In the copy, include every entry exactly but none of the images.

[Data records]
☆ ☆ ☆ ☆ ☆
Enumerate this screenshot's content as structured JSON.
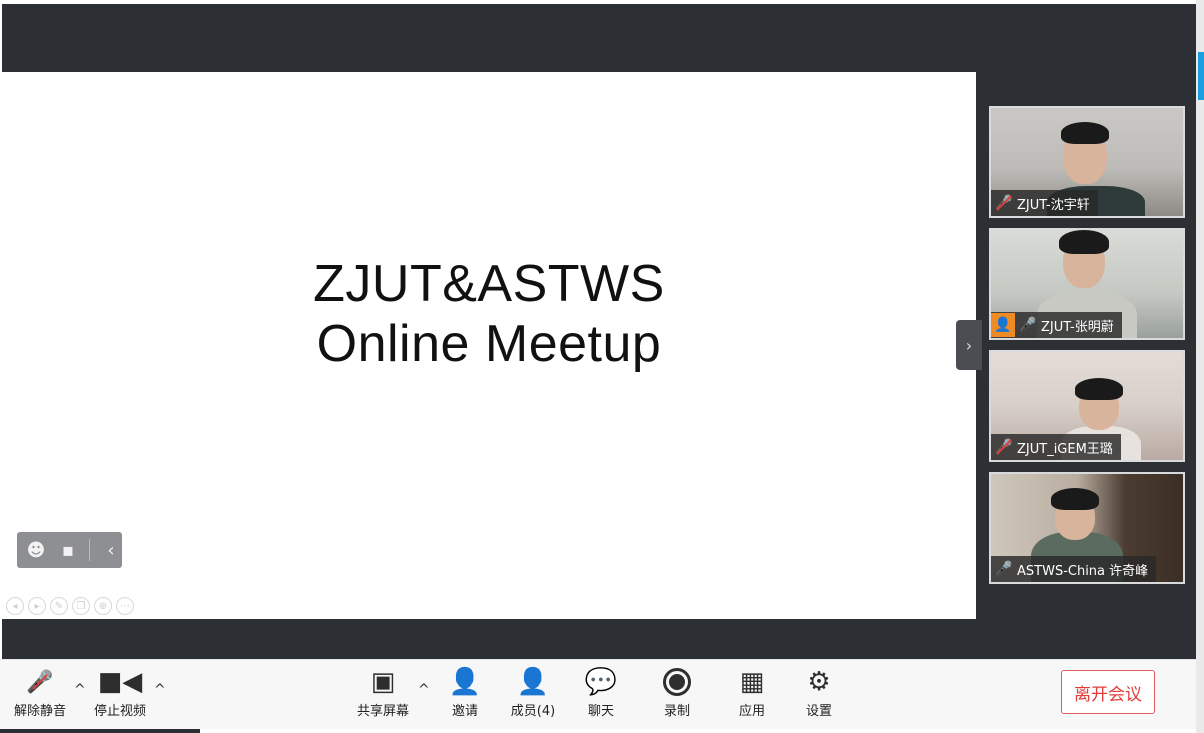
{
  "slide": {
    "line1": "ZJUT&ASTWS",
    "line2": "Online Meetup"
  },
  "reaction_bar": {
    "emoji_icon": "smile-icon",
    "chat_icon": "chat-bubble-icon",
    "collapse_icon": "chevron-left-icon"
  },
  "participants": [
    {
      "name": "ZJUT-沈宇轩",
      "mic": "muted"
    },
    {
      "name": "ZJUT-张明蔚",
      "mic": "on",
      "avatar": true
    },
    {
      "name": "ZJUT_iGEM王璐",
      "mic": "muted"
    },
    {
      "name": "ASTWS-China 许奇峰",
      "mic": "on"
    }
  ],
  "toolbar": {
    "unmute": "解除静音",
    "stop_video": "停止视频",
    "share_screen": "共享屏幕",
    "invite": "邀请",
    "members": "成员(4)",
    "chat": "聊天",
    "record": "录制",
    "apps": "应用",
    "settings": "设置",
    "leave": "离开会议"
  },
  "colors": {
    "dark_bg": "#2c2f34",
    "leave_red": "#e23b3b",
    "avatar_orange": "#f08a24"
  }
}
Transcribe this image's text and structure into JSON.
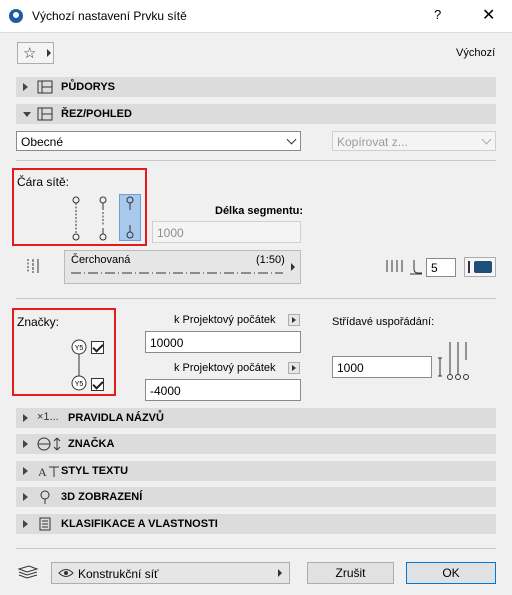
{
  "window": {
    "title": "Výchozí nastavení Prvku sítě",
    "help_label": "?",
    "close_label": "✕"
  },
  "toolbar": {
    "favorites_icon": "star-icon",
    "default_label": "Výchozí"
  },
  "sections": {
    "pudorys": "PŮDORYS",
    "rez_pohled": "ŘEZ/POHLED",
    "pravidla": "PRAVIDLA NÁZVŮ",
    "znacka": "ZNAČKA",
    "styl_textu": "STYL TEXTU",
    "zobrazeni_3d": "3D ZOBRAZENÍ",
    "klasifikace": "KLASIFIKACE A VLASTNOSTI"
  },
  "section_icon_text": {
    "pravidla": "×1..."
  },
  "rez": {
    "dropdown_value": "Obecné",
    "copy_placeholder": "Kopírovat z..."
  },
  "grid_line": {
    "label": "Čára sítě:",
    "segment_label": "Délka segmentu:",
    "segment_value": "1000",
    "linetype_name": "Čerchovaná",
    "linetype_scale": "(1:50)",
    "pen_value": "5",
    "pen_color": "#1f4e79"
  },
  "markers": {
    "label": "Značky:",
    "origin_label_1": "k Projektový počátek",
    "origin_value_1": "10000",
    "origin_label_2": "k Projektový počátek",
    "origin_value_2": "-4000",
    "bubble_text": "Y5",
    "staggered_label": "Střídavé uspořádání:",
    "staggered_value": "1000"
  },
  "footer": {
    "layer_name": "Konstrukční síť",
    "cancel_label": "Zrušit",
    "ok_label": "OK"
  }
}
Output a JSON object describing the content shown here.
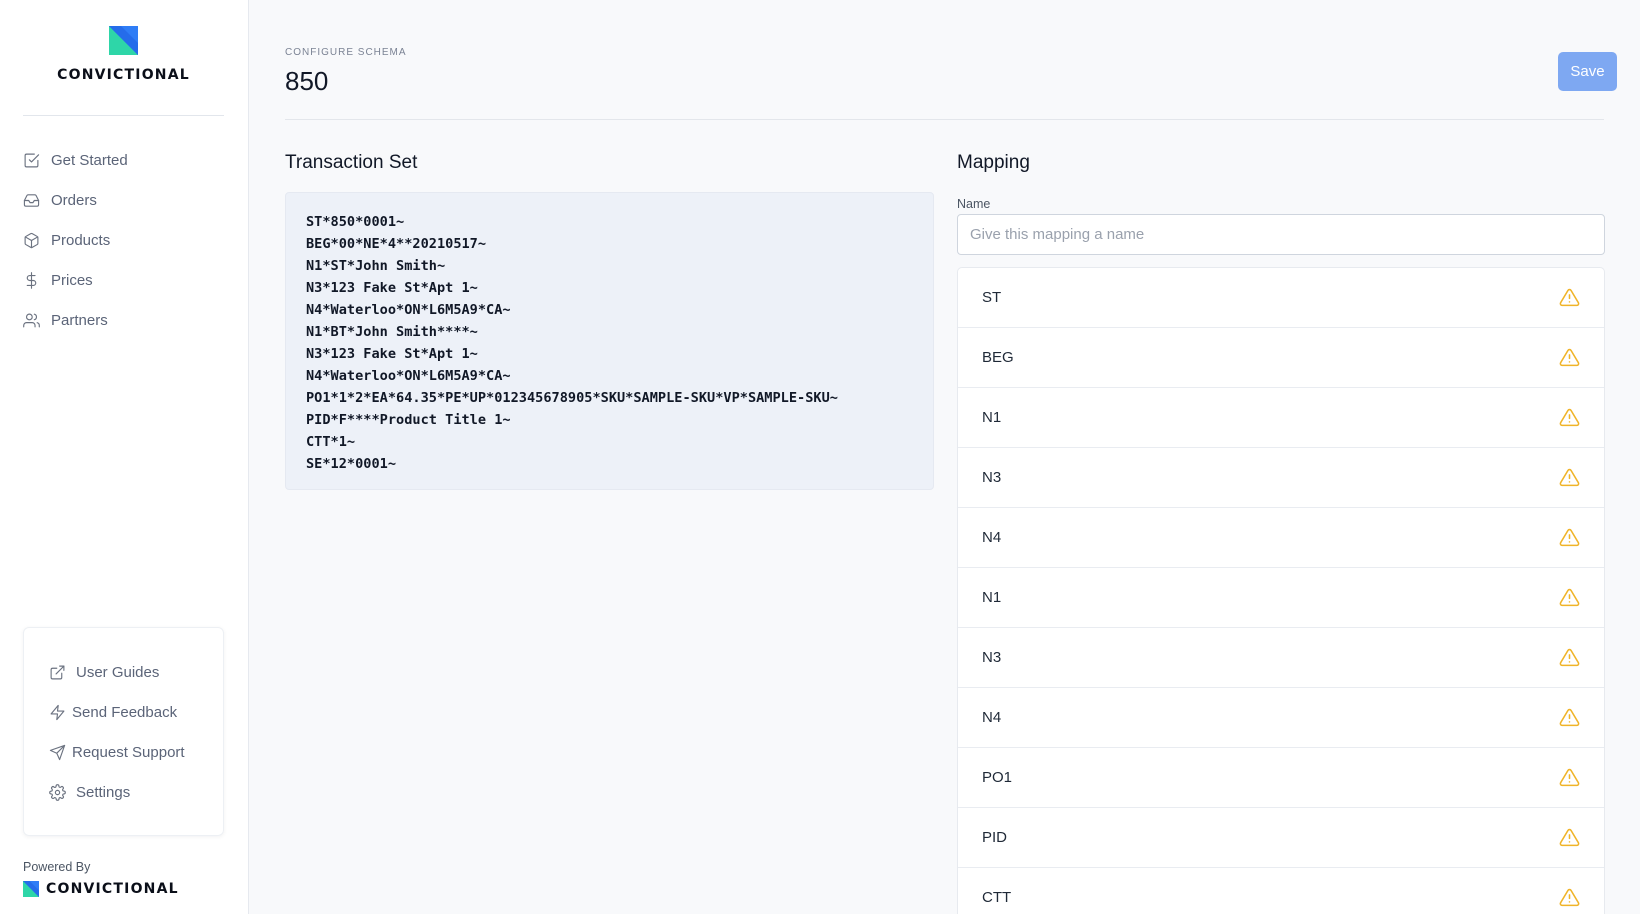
{
  "brand": {
    "name": "CONVICTIONAL",
    "powered_by": "Powered By",
    "colors": {
      "blue": "#2f7df6",
      "teal": "#2ed6a8"
    }
  },
  "sidebar": {
    "items": [
      {
        "label": "Get Started",
        "icon": "checkbox-icon"
      },
      {
        "label": "Orders",
        "icon": "inbox-icon"
      },
      {
        "label": "Products",
        "icon": "box-icon"
      },
      {
        "label": "Prices",
        "icon": "dollar-icon"
      },
      {
        "label": "Partners",
        "icon": "users-icon"
      }
    ],
    "help": [
      {
        "label": "User Guides",
        "icon": "external-link-icon"
      },
      {
        "label": "Send Feedback",
        "icon": "lightning-icon"
      },
      {
        "label": "Request Support",
        "icon": "send-icon"
      },
      {
        "label": "Settings",
        "icon": "gear-icon"
      }
    ]
  },
  "header": {
    "eyebrow": "CONFIGURE SCHEMA",
    "title": "850",
    "save_label": "Save",
    "save_color": "#7ea8f2"
  },
  "transaction": {
    "title": "Transaction Set",
    "lines": [
      "ST*850*0001~",
      "BEG*00*NE*4**20210517~",
      "N1*ST*John Smith~",
      "N3*123 Fake St*Apt 1~",
      "N4*Waterloo*ON*L6M5A9*CA~",
      "N1*BT*John Smith****~",
      "N3*123 Fake St*Apt 1~",
      "N4*Waterloo*ON*L6M5A9*CA~",
      "PO1*1*2*EA*64.35*PE*UP*012345678905*SKU*SAMPLE-SKU*VP*SAMPLE-SKU~",
      "PID*F****Product Title 1~",
      "CTT*1~",
      "SE*12*0001~"
    ]
  },
  "mapping": {
    "title": "Mapping",
    "name_label": "Name",
    "name_placeholder": "Give this mapping a name",
    "name_value": "",
    "warning_color": "#f0b429",
    "segments": [
      "ST",
      "BEG",
      "N1",
      "N3",
      "N4",
      "N1",
      "N3",
      "N4",
      "PO1",
      "PID",
      "CTT"
    ]
  }
}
☆ ☆ ☆ ☆ ☆
Complete response:
Enumerate this screenshot's content as structured JSON.
{
  "slide": {
    "line1": "ZJUT&ASTWS",
    "line2": "Online Meetup"
  },
  "reaction_bar": {
    "emoji_icon": "smile-icon",
    "chat_icon": "chat-bubble-icon",
    "collapse_icon": "chevron-left-icon"
  },
  "participants": [
    {
      "name": "ZJUT-沈宇轩",
      "mic": "muted"
    },
    {
      "name": "ZJUT-张明蔚",
      "mic": "on",
      "avatar": true
    },
    {
      "name": "ZJUT_iGEM王璐",
      "mic": "muted"
    },
    {
      "name": "ASTWS-China 许奇峰",
      "mic": "on"
    }
  ],
  "toolbar": {
    "unmute": "解除静音",
    "stop_video": "停止视频",
    "share_screen": "共享屏幕",
    "invite": "邀请",
    "members": "成员(4)",
    "chat": "聊天",
    "record": "录制",
    "apps": "应用",
    "settings": "设置",
    "leave": "离开会议"
  },
  "colors": {
    "dark_bg": "#2c2f34",
    "leave_red": "#e23b3b",
    "avatar_orange": "#f08a24"
  }
}
Transcribe this image's text and structure into JSON.
{
  "window": {
    "title": "Výchozí nastavení Prvku sítě",
    "help_label": "?",
    "close_label": "✕"
  },
  "toolbar": {
    "favorites_icon": "star-icon",
    "default_label": "Výchozí"
  },
  "sections": {
    "pudorys": "PŮDORYS",
    "rez_pohled": "ŘEZ/POHLED",
    "pravidla": "PRAVIDLA NÁZVŮ",
    "znacka": "ZNAČKA",
    "styl_textu": "STYL TEXTU",
    "zobrazeni_3d": "3D ZOBRAZENÍ",
    "klasifikace": "KLASIFIKACE A VLASTNOSTI"
  },
  "section_icon_text": {
    "pravidla": "×1..."
  },
  "rez": {
    "dropdown_value": "Obecné",
    "copy_placeholder": "Kopírovat z..."
  },
  "grid_line": {
    "label": "Čára sítě:",
    "segment_label": "Délka segmentu:",
    "segment_value": "1000",
    "linetype_name": "Čerchovaná",
    "linetype_scale": "(1:50)",
    "pen_value": "5",
    "pen_color": "#1f4e79"
  },
  "markers": {
    "label": "Značky:",
    "origin_label_1": "k Projektový počátek",
    "origin_value_1": "10000",
    "origin_label_2": "k Projektový počátek",
    "origin_value_2": "-4000",
    "bubble_text": "Y5",
    "staggered_label": "Střídavé uspořádání:",
    "staggered_value": "1000"
  },
  "footer": {
    "layer_name": "Konstrukční síť",
    "cancel_label": "Zrušit",
    "ok_label": "OK"
  }
}
Output a JSON object describing the content shown here.
{
  "brand": {
    "name": "CONVICTIONAL",
    "powered_by": "Powered By",
    "colors": {
      "blue": "#2f7df6",
      "teal": "#2ed6a8"
    }
  },
  "sidebar": {
    "items": [
      {
        "label": "Get Started",
        "icon": "checkbox-icon"
      },
      {
        "label": "Orders",
        "icon": "inbox-icon"
      },
      {
        "label": "Products",
        "icon": "box-icon"
      },
      {
        "label": "Prices",
        "icon": "dollar-icon"
      },
      {
        "label": "Partners",
        "icon": "users-icon"
      }
    ],
    "help": [
      {
        "label": "User Guides",
        "icon": "external-link-icon"
      },
      {
        "label": "Send Feedback",
        "icon": "lightning-icon"
      },
      {
        "label": "Request Support",
        "icon": "send-icon"
      },
      {
        "label": "Settings",
        "icon": "gear-icon"
      }
    ]
  },
  "header": {
    "eyebrow": "CONFIGURE SCHEMA",
    "title": "850",
    "save_label": "Save",
    "save_color": "#7ea8f2"
  },
  "transaction": {
    "title": "Transaction Set",
    "lines": [
      "ST*850*0001~",
      "BEG*00*NE*4**20210517~",
      "N1*ST*John Smith~",
      "N3*123 Fake St*Apt 1~",
      "N4*Waterloo*ON*L6M5A9*CA~",
      "N1*BT*John Smith****~",
      "N3*123 Fake St*Apt 1~",
      "N4*Waterloo*ON*L6M5A9*CA~",
      "PO1*1*2*EA*64.35*PE*UP*012345678905*SKU*SAMPLE-SKU*VP*SAMPLE-SKU~",
      "PID*F****Product Title 1~",
      "CTT*1~",
      "SE*12*0001~"
    ]
  },
  "mapping": {
    "title": "Mapping",
    "name_label": "Name",
    "name_placeholder": "Give this mapping a name",
    "name_value": "",
    "warning_color": "#f0b429",
    "segments": [
      "ST",
      "BEG",
      "N1",
      "N3",
      "N4",
      "N1",
      "N3",
      "N4",
      "PO1",
      "PID",
      "CTT"
    ]
  }
}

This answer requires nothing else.